> _INPUT RECORDS_:
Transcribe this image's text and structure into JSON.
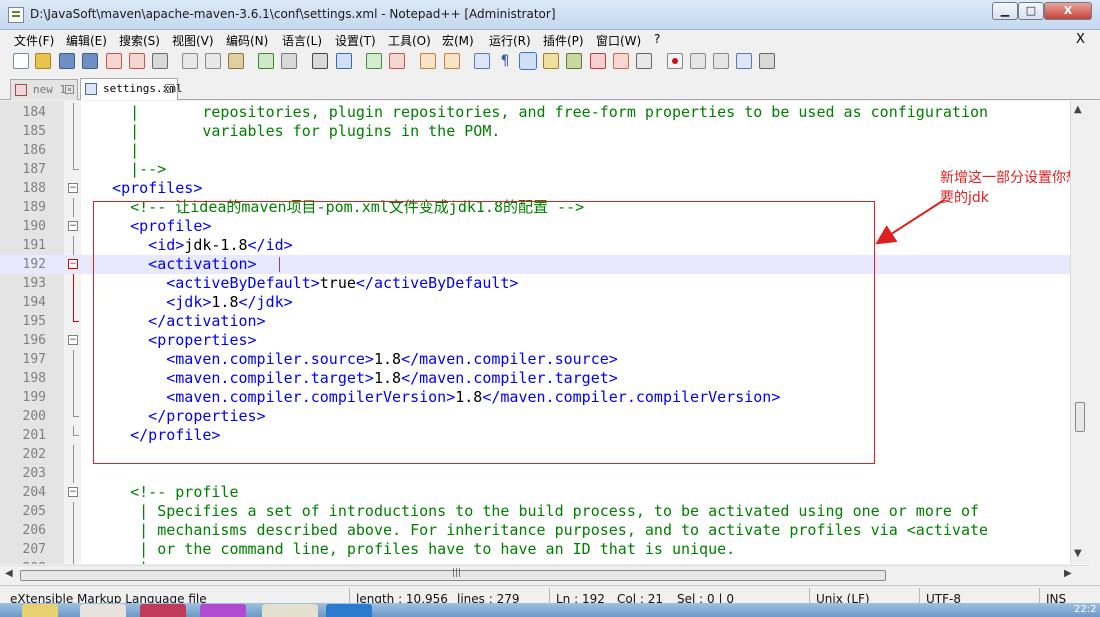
{
  "window": {
    "title": "D:\\JavaSoft\\maven\\apache-maven-3.6.1\\conf\\settings.xml - Notepad++ [Administrator]",
    "min_label": "▁",
    "max_label": "□",
    "close_label": "X"
  },
  "menu": {
    "items": [
      "文件(F)",
      "编辑(E)",
      "搜索(S)",
      "视图(V)",
      "编码(N)",
      "语言(L)",
      "设置(T)",
      "工具(O)",
      "宏(M)",
      "运行(R)",
      "插件(P)",
      "窗口(W)",
      "?"
    ],
    "close_doc": "X"
  },
  "toolbar": {
    "icons": [
      "new-icon",
      "open-icon",
      "save-icon",
      "save-all-icon",
      "close-icon",
      "close-all-icon",
      "print-icon",
      "cut-icon",
      "copy-icon",
      "paste-icon",
      "undo-icon",
      "redo-icon",
      "find-icon",
      "replace-icon",
      "zoom-in-icon",
      "zoom-out-icon",
      "sync-v-icon",
      "sync-h-icon",
      "wrap-icon",
      "show-all-chars-icon",
      "indent-guide-icon",
      "udl-icon",
      "doc-map-icon",
      "function-list-icon",
      "folder-workspace-icon",
      "monitor-icon",
      "record-macro-icon",
      "stop-macro-icon",
      "play-macro-icon",
      "run-macro-multiple-icon",
      "save-macro-icon"
    ]
  },
  "tabs": [
    {
      "label": "new 1",
      "close": "×"
    },
    {
      "label": "settings.xml",
      "close": "×"
    }
  ],
  "editor": {
    "lines": [
      {
        "num": "184",
        "code": "    |       repositories, plugin repositories, and free-form properties to be used as configuration",
        "kind": "comment"
      },
      {
        "num": "185",
        "code": "    |       variables for plugins in the POM.",
        "kind": "comment"
      },
      {
        "num": "186",
        "code": "    |",
        "kind": "comment"
      },
      {
        "num": "187",
        "code": "    |-->",
        "kind": "comment"
      },
      {
        "num": "188",
        "code": "  <profiles>",
        "kind": "tag"
      },
      {
        "num": "189",
        "code": "    <!-- 让idea的maven项目-pom.xml文件变成jdk1.8的配置 -->",
        "kind": "comment"
      },
      {
        "num": "190",
        "code": "    <profile>",
        "kind": "tag"
      },
      {
        "num": "191",
        "segments": [
          [
            "      <id>",
            "tag"
          ],
          [
            "jdk-1.8",
            "text"
          ],
          [
            "</id>",
            "tag"
          ]
        ]
      },
      {
        "num": "192",
        "code": "      <activation>",
        "kind": "tag"
      },
      {
        "num": "193",
        "segments": [
          [
            "        <activeByDefault>",
            "tag"
          ],
          [
            "true",
            "text"
          ],
          [
            "</activeByDefault>",
            "tag"
          ]
        ]
      },
      {
        "num": "194",
        "segments": [
          [
            "        <jdk>",
            "tag"
          ],
          [
            "1.8",
            "text"
          ],
          [
            "</jdk>",
            "tag"
          ]
        ]
      },
      {
        "num": "195",
        "code": "      </activation>",
        "kind": "tag"
      },
      {
        "num": "196",
        "code": "      <properties>",
        "kind": "tag"
      },
      {
        "num": "197",
        "segments": [
          [
            "        <maven.compiler.source>",
            "tag"
          ],
          [
            "1.8",
            "text"
          ],
          [
            "</maven.compiler.source>",
            "tag"
          ]
        ]
      },
      {
        "num": "198",
        "segments": [
          [
            "        <maven.compiler.target>",
            "tag"
          ],
          [
            "1.8",
            "text"
          ],
          [
            "</maven.compiler.target>",
            "tag"
          ]
        ]
      },
      {
        "num": "199",
        "segments": [
          [
            "        <maven.compiler.compilerVersion>",
            "tag"
          ],
          [
            "1.8",
            "text"
          ],
          [
            "</maven.compiler.compilerVersion>",
            "tag"
          ]
        ]
      },
      {
        "num": "200",
        "code": "      </properties>",
        "kind": "tag"
      },
      {
        "num": "201",
        "code": "    </profile>",
        "kind": "tag"
      },
      {
        "num": "202",
        "code": "",
        "kind": "text"
      },
      {
        "num": "203",
        "code": "",
        "kind": "text"
      },
      {
        "num": "204",
        "code": "    <!-- profile",
        "kind": "comment"
      },
      {
        "num": "205",
        "code": "     | Specifies a set of introductions to the build process, to be activated using one or more of",
        "kind": "comment"
      },
      {
        "num": "206",
        "code": "     | mechanisms described above. For inheritance purposes, and to activate profiles via <activate",
        "kind": "comment"
      },
      {
        "num": "207",
        "code": "     | or the command line, profiles have to have an ID that is unique.",
        "kind": "comment"
      },
      {
        "num": "208",
        "code": "     |",
        "kind": "comment"
      }
    ],
    "current_line": "192"
  },
  "annotation": {
    "text": "新增这一部分设置你想要的jdk",
    "color": "#e02020"
  },
  "status": {
    "file_type": "eXtensible Markup Language file",
    "length": "length : 10,956",
    "lines": "lines : 279",
    "ln": "Ln : 192",
    "col": "Col : 21",
    "sel": "Sel : 0 | 0",
    "eol": "Unix (LF)",
    "encoding": "UTF-8",
    "mode": "INS"
  },
  "taskbar": {
    "clock": "22:2"
  },
  "colors": {
    "comment": "#008000",
    "tag": "#0000ff",
    "text": "#000000",
    "current_line": "#e8e8ff",
    "annotation": "#e02020"
  }
}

> _YOUR INSTRUCTIONS_: Quote every record above exactly, leaving out any pictures.

> _SOLUTION_:
Transcribe this image's text and structure into JSON.
{
  "window": {
    "title": "D:\\JavaSoft\\maven\\apache-maven-3.6.1\\conf\\settings.xml - Notepad++ [Administrator]",
    "min_label": "▁",
    "max_label": "□",
    "close_label": "X"
  },
  "menu": {
    "items": [
      "文件(F)",
      "编辑(E)",
      "搜索(S)",
      "视图(V)",
      "编码(N)",
      "语言(L)",
      "设置(T)",
      "工具(O)",
      "宏(M)",
      "运行(R)",
      "插件(P)",
      "窗口(W)",
      "?"
    ],
    "close_doc": "X"
  },
  "toolbar": {
    "icons": [
      "new-icon",
      "open-icon",
      "save-icon",
      "save-all-icon",
      "close-icon",
      "close-all-icon",
      "print-icon",
      "cut-icon",
      "copy-icon",
      "paste-icon",
      "undo-icon",
      "redo-icon",
      "find-icon",
      "replace-icon",
      "zoom-in-icon",
      "zoom-out-icon",
      "sync-v-icon",
      "sync-h-icon",
      "wrap-icon",
      "show-all-chars-icon",
      "indent-guide-icon",
      "udl-icon",
      "doc-map-icon",
      "function-list-icon",
      "folder-workspace-icon",
      "monitor-icon",
      "record-macro-icon",
      "stop-macro-icon",
      "play-macro-icon",
      "run-macro-multiple-icon",
      "save-macro-icon"
    ]
  },
  "tabs": [
    {
      "label": "new 1",
      "close": "×"
    },
    {
      "label": "settings.xml",
      "close": "×"
    }
  ],
  "editor": {
    "lines": [
      {
        "num": "184",
        "code": "    |       repositories, plugin repositories, and free-form properties to be used as configuration",
        "kind": "comment"
      },
      {
        "num": "185",
        "code": "    |       variables for plugins in the POM.",
        "kind": "comment"
      },
      {
        "num": "186",
        "code": "    |",
        "kind": "comment"
      },
      {
        "num": "187",
        "code": "    |-->",
        "kind": "comment"
      },
      {
        "num": "188",
        "code": "  <profiles>",
        "kind": "tag"
      },
      {
        "num": "189",
        "code": "    <!-- 让idea的maven项目-pom.xml文件变成jdk1.8的配置 -->",
        "kind": "comment"
      },
      {
        "num": "190",
        "code": "    <profile>",
        "kind": "tag"
      },
      {
        "num": "191",
        "segments": [
          [
            "      <id>",
            "tag"
          ],
          [
            "jdk-1.8",
            "text"
          ],
          [
            "</id>",
            "tag"
          ]
        ]
      },
      {
        "num": "192",
        "code": "      <activation>",
        "kind": "tag"
      },
      {
        "num": "193",
        "segments": [
          [
            "        <activeByDefault>",
            "tag"
          ],
          [
            "true",
            "text"
          ],
          [
            "</activeByDefault>",
            "tag"
          ]
        ]
      },
      {
        "num": "194",
        "segments": [
          [
            "        <jdk>",
            "tag"
          ],
          [
            "1.8",
            "text"
          ],
          [
            "</jdk>",
            "tag"
          ]
        ]
      },
      {
        "num": "195",
        "code": "      </activation>",
        "kind": "tag"
      },
      {
        "num": "196",
        "code": "      <properties>",
        "kind": "tag"
      },
      {
        "num": "197",
        "segments": [
          [
            "        <maven.compiler.source>",
            "tag"
          ],
          [
            "1.8",
            "text"
          ],
          [
            "</maven.compiler.source>",
            "tag"
          ]
        ]
      },
      {
        "num": "198",
        "segments": [
          [
            "        <maven.compiler.target>",
            "tag"
          ],
          [
            "1.8",
            "text"
          ],
          [
            "</maven.compiler.target>",
            "tag"
          ]
        ]
      },
      {
        "num": "199",
        "segments": [
          [
            "        <maven.compiler.compilerVersion>",
            "tag"
          ],
          [
            "1.8",
            "text"
          ],
          [
            "</maven.compiler.compilerVersion>",
            "tag"
          ]
        ]
      },
      {
        "num": "200",
        "code": "      </properties>",
        "kind": "tag"
      },
      {
        "num": "201",
        "code": "    </profile>",
        "kind": "tag"
      },
      {
        "num": "202",
        "code": "",
        "kind": "text"
      },
      {
        "num": "203",
        "code": "",
        "kind": "text"
      },
      {
        "num": "204",
        "code": "    <!-- profile",
        "kind": "comment"
      },
      {
        "num": "205",
        "code": "     | Specifies a set of introductions to the build process, to be activated using one or more of",
        "kind": "comment"
      },
      {
        "num": "206",
        "code": "     | mechanisms described above. For inheritance purposes, and to activate profiles via <activate",
        "kind": "comment"
      },
      {
        "num": "207",
        "code": "     | or the command line, profiles have to have an ID that is unique.",
        "kind": "comment"
      },
      {
        "num": "208",
        "code": "     |",
        "kind": "comment"
      }
    ],
    "current_line": "192"
  },
  "annotation": {
    "text": "新增这一部分设置你想要的jdk",
    "color": "#e02020"
  },
  "status": {
    "file_type": "eXtensible Markup Language file",
    "length": "length : 10,956",
    "lines": "lines : 279",
    "ln": "Ln : 192",
    "col": "Col : 21",
    "sel": "Sel : 0 | 0",
    "eol": "Unix (LF)",
    "encoding": "UTF-8",
    "mode": "INS"
  },
  "taskbar": {
    "clock": "22:2"
  },
  "colors": {
    "comment": "#008000",
    "tag": "#0000ff",
    "text": "#000000",
    "current_line": "#e8e8ff",
    "annotation": "#e02020"
  }
}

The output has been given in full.